[Stored data]
#####

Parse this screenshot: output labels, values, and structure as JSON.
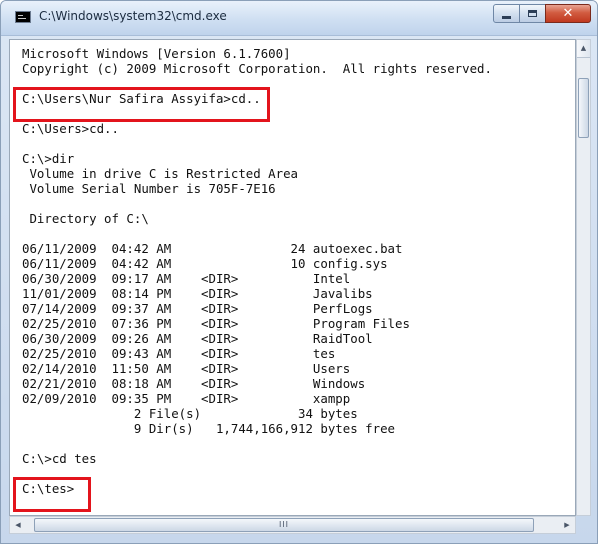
{
  "window": {
    "title": "C:\\Windows\\system32\\cmd.exe",
    "icon": "cmd-icon",
    "buttons": {
      "minimize": "minimize-icon",
      "maximize": "maximize-icon",
      "close_label": "✕"
    }
  },
  "console": {
    "lines": [
      "Microsoft Windows [Version 6.1.7600]",
      "Copyright (c) 2009 Microsoft Corporation.  All rights reserved.",
      "",
      "C:\\Users\\Nur Safira Assyifa>cd..",
      "",
      "C:\\Users>cd..",
      "",
      "C:\\>dir",
      " Volume in drive C is Restricted Area",
      " Volume Serial Number is 705F-7E16",
      "",
      " Directory of C:\\",
      "",
      "06/11/2009  04:42 AM                24 autoexec.bat",
      "06/11/2009  04:42 AM                10 config.sys",
      "06/30/2009  09:17 AM    <DIR>          Intel",
      "11/01/2009  08:14 PM    <DIR>          Javalibs",
      "07/14/2009  09:37 AM    <DIR>          PerfLogs",
      "02/25/2010  07:36 PM    <DIR>          Program Files",
      "06/30/2009  09:26 AM    <DIR>          RaidTool",
      "02/25/2010  09:43 AM    <DIR>          tes",
      "02/14/2010  11:50 AM    <DIR>          Users",
      "02/21/2010  08:18 AM    <DIR>          Windows",
      "02/09/2010  09:35 PM    <DIR>          xampp",
      "               2 File(s)             34 bytes",
      "               9 Dir(s)   1,744,166,912 bytes free",
      "",
      "C:\\>cd tes",
      "",
      "C:\\tes>"
    ]
  },
  "scrollbars": {
    "up_arrow": "▲",
    "left_arrow": "◀",
    "right_arrow": "▶",
    "thumb_grip": "III"
  },
  "colors": {
    "highlight": "#e3141c",
    "console_background": "#ffffff",
    "console_text": "#111111"
  }
}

#####

Set down the records in full and exactly. Do not carry over any image.

Result
Parse this screenshot: output labels, values, and structure as JSON.
{
  "window": {
    "title": "C:\\Windows\\system32\\cmd.exe",
    "icon": "cmd-icon",
    "buttons": {
      "minimize": "minimize-icon",
      "maximize": "maximize-icon",
      "close_label": "✕"
    }
  },
  "console": {
    "lines": [
      "Microsoft Windows [Version 6.1.7600]",
      "Copyright (c) 2009 Microsoft Corporation.  All rights reserved.",
      "",
      "C:\\Users\\Nur Safira Assyifa>cd..",
      "",
      "C:\\Users>cd..",
      "",
      "C:\\>dir",
      " Volume in drive C is Restricted Area",
      " Volume Serial Number is 705F-7E16",
      "",
      " Directory of C:\\",
      "",
      "06/11/2009  04:42 AM                24 autoexec.bat",
      "06/11/2009  04:42 AM                10 config.sys",
      "06/30/2009  09:17 AM    <DIR>          Intel",
      "11/01/2009  08:14 PM    <DIR>          Javalibs",
      "07/14/2009  09:37 AM    <DIR>          PerfLogs",
      "02/25/2010  07:36 PM    <DIR>          Program Files",
      "06/30/2009  09:26 AM    <DIR>          RaidTool",
      "02/25/2010  09:43 AM    <DIR>          tes",
      "02/14/2010  11:50 AM    <DIR>          Users",
      "02/21/2010  08:18 AM    <DIR>          Windows",
      "02/09/2010  09:35 PM    <DIR>          xampp",
      "               2 File(s)             34 bytes",
      "               9 Dir(s)   1,744,166,912 bytes free",
      "",
      "C:\\>cd tes",
      "",
      "C:\\tes>"
    ]
  },
  "scrollbars": {
    "up_arrow": "▲",
    "left_arrow": "◀",
    "right_arrow": "▶",
    "thumb_grip": "III"
  },
  "colors": {
    "highlight": "#e3141c",
    "console_background": "#ffffff",
    "console_text": "#111111"
  }
}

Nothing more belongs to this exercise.